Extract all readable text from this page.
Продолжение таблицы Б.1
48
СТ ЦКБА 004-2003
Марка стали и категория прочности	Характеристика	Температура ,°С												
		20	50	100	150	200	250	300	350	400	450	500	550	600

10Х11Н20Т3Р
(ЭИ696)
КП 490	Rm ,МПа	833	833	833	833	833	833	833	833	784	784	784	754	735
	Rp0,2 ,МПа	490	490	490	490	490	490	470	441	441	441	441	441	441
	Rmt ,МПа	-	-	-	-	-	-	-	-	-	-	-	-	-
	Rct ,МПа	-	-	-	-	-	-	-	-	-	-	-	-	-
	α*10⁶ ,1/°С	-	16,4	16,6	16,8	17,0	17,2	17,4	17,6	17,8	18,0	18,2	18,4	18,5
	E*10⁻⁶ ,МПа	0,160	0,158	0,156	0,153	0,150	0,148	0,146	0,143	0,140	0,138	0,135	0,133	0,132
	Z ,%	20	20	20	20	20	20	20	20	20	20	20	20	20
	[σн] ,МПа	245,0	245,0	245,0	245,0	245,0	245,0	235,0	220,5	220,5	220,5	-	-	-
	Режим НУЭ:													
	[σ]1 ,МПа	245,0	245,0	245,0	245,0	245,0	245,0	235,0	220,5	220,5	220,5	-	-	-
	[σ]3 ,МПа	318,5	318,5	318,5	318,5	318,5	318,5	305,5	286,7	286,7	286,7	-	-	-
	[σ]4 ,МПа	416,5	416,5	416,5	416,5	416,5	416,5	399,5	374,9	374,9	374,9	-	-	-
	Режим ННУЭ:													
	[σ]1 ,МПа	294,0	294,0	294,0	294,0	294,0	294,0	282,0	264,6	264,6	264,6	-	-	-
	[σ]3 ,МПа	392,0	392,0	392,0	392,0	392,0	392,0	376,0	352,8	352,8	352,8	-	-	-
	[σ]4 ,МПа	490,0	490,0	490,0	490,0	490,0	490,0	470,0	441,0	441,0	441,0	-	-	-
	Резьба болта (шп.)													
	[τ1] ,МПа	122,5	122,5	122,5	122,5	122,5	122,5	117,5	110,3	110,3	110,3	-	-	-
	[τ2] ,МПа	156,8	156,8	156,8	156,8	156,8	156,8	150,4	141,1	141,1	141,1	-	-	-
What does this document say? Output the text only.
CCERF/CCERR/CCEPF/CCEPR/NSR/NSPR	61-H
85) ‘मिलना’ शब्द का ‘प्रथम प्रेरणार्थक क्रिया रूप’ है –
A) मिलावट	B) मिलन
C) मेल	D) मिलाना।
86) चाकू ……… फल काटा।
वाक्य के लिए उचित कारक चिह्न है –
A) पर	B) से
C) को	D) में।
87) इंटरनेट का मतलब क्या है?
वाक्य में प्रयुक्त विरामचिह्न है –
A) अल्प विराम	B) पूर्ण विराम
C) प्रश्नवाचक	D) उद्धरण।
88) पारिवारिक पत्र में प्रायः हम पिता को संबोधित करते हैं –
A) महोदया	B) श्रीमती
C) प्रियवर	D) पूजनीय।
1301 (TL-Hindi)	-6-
● ● ● ●
Quote only the lines from the line containing "What does this" through the end of the listing, please, keeping both the first and the last line.

Completed exercise |
What does this document say? Output the text only.
CCERF/CCERR/CCEPF/CCEPR/NSR/NSPR	61-H
85) ‘मिलना’ शब्द का ‘प्रथम प्रेरणार्थक क्रिया रूप’ है –
A) मिलावट	B) मिलन
C) मेल	D) मिलाना।
86) चाकू ……… फल काटा।
वाक्य के लिए उचित कारक चिह्न है –
A) पर	B) से
C) को	D) में।
87) इंटरनेट का मतलब क्या है?
वाक्य में प्रयुक्त विरामचिह्न है –
A) अल्प विराम	B) पूर्ण विराम
C) प्रश्नवाचक	D) उद्धरण।
88) पारिवारिक पत्र में प्रायः हम पिता को संबोधित करते हैं –
A) महोदया	B) श्रीमती
C) प्रियवर	D) पूजनीय।
1301 (TL-Hindi)	-6-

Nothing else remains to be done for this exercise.